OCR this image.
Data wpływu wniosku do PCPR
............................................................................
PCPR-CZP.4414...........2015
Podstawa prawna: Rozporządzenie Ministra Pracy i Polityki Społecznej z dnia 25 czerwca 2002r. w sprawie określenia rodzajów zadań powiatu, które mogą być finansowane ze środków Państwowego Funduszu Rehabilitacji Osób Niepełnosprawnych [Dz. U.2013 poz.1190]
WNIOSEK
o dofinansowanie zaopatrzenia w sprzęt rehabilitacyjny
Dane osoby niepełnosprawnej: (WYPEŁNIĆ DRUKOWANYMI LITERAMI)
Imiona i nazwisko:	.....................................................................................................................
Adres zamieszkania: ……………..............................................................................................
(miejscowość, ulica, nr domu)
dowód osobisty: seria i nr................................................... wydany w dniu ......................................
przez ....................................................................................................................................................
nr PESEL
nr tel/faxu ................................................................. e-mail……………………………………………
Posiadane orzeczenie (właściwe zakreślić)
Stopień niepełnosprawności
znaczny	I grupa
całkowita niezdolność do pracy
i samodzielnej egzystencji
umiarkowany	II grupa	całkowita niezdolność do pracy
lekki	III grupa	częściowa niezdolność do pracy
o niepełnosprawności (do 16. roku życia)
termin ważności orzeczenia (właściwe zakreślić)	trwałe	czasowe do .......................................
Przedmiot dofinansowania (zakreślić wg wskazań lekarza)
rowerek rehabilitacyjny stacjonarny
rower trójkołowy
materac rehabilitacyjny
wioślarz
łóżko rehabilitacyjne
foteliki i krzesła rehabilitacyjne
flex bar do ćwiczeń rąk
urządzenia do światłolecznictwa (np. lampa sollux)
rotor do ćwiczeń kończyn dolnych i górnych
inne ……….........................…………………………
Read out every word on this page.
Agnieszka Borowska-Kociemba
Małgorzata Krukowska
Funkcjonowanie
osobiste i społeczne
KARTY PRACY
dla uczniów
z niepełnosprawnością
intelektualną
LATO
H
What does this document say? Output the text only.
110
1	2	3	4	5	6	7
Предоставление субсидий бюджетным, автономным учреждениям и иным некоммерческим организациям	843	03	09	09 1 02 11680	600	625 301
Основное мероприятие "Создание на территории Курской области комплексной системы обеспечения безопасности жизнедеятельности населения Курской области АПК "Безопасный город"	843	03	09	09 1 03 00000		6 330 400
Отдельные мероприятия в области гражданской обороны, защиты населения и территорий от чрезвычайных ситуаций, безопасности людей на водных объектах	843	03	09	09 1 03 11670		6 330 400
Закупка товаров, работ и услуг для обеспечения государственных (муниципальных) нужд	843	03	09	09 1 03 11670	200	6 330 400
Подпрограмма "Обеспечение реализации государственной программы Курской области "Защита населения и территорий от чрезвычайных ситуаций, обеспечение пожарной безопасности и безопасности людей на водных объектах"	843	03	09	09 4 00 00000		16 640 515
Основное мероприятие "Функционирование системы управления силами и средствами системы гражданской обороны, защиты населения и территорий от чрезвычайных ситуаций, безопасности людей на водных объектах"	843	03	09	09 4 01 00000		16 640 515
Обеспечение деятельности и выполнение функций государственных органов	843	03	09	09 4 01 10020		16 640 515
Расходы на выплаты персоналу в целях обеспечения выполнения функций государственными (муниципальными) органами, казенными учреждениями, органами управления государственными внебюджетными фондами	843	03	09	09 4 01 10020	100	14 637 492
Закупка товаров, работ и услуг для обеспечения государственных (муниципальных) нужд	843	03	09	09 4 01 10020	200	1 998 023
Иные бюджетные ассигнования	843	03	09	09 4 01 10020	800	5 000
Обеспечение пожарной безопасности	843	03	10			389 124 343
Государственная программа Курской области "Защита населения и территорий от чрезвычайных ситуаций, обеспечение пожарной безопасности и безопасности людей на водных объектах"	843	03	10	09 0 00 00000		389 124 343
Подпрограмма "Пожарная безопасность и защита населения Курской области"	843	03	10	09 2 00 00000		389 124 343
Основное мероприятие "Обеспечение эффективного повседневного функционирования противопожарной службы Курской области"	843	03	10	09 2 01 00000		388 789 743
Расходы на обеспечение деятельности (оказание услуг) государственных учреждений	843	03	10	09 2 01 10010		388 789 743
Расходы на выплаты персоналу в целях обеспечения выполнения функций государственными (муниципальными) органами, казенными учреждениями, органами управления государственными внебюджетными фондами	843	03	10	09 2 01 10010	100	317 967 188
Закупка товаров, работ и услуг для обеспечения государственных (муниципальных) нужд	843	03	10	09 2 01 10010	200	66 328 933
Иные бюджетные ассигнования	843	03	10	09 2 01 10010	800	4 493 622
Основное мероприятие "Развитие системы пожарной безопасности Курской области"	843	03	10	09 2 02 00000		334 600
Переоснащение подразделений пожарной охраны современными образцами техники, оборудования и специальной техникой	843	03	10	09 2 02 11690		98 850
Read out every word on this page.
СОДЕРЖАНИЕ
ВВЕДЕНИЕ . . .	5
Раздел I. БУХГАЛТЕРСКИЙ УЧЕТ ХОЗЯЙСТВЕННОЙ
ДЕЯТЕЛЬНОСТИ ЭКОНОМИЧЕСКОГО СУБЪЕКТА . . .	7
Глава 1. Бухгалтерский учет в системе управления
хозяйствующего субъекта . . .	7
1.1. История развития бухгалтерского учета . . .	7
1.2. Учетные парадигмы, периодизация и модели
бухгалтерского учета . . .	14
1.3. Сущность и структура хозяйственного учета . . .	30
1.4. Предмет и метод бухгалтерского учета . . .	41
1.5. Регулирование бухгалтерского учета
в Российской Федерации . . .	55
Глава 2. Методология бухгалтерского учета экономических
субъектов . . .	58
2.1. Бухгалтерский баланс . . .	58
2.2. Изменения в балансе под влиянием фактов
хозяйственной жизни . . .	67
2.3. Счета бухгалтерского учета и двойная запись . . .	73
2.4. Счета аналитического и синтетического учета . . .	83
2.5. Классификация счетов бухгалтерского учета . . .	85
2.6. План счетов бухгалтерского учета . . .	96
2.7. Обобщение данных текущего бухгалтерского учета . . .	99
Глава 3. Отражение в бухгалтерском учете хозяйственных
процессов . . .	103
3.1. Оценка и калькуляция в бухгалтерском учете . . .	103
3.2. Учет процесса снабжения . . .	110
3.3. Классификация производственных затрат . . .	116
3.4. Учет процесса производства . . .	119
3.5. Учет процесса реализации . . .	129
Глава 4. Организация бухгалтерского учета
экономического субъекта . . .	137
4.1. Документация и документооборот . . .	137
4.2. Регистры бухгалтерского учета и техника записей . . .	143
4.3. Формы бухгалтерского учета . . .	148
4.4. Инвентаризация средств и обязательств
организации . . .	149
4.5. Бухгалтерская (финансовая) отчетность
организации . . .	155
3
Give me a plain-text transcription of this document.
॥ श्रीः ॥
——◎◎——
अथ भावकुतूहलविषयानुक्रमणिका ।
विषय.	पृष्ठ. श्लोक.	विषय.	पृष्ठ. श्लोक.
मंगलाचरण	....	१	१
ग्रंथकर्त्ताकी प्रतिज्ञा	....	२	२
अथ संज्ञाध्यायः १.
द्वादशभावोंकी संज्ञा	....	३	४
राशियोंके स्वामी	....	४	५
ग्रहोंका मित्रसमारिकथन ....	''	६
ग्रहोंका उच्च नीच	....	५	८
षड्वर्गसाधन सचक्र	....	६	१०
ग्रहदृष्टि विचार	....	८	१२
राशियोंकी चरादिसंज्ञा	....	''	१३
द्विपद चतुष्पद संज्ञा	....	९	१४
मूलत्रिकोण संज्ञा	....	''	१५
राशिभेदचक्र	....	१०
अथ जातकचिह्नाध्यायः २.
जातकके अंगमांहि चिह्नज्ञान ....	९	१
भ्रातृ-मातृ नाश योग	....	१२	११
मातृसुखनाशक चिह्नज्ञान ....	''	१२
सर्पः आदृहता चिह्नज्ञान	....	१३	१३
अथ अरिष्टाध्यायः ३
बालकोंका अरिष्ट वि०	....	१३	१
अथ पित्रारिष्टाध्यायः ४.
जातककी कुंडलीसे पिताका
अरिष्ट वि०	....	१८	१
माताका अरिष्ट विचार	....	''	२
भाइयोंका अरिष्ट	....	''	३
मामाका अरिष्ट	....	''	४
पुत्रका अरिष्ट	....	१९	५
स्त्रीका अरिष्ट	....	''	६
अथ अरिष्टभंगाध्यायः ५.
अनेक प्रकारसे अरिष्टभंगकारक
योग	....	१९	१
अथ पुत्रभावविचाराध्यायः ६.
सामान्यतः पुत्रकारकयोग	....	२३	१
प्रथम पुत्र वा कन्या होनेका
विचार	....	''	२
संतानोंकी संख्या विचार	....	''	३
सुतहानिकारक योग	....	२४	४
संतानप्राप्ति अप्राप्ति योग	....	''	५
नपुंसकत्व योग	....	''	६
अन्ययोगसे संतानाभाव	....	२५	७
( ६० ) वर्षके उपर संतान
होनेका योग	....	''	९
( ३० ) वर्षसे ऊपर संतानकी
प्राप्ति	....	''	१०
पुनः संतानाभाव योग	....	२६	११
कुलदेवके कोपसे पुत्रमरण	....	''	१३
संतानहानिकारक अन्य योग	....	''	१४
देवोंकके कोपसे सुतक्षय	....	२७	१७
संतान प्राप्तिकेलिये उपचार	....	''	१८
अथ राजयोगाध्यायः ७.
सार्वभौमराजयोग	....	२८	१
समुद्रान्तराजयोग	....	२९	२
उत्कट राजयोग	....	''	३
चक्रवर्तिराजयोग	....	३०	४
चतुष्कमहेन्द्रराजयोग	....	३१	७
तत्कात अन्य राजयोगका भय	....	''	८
■ ■ ■ ■
**Written request**
Copy each line of the listing in which the word "бюджетные" can be found.

**Exercise answer**
Иные бюджетные ассигнования	843	03	09	09 4 01 10020	800	5 000
Иные бюджетные ассигнования	843	03	10	09 2 01 10010	800	4 493 622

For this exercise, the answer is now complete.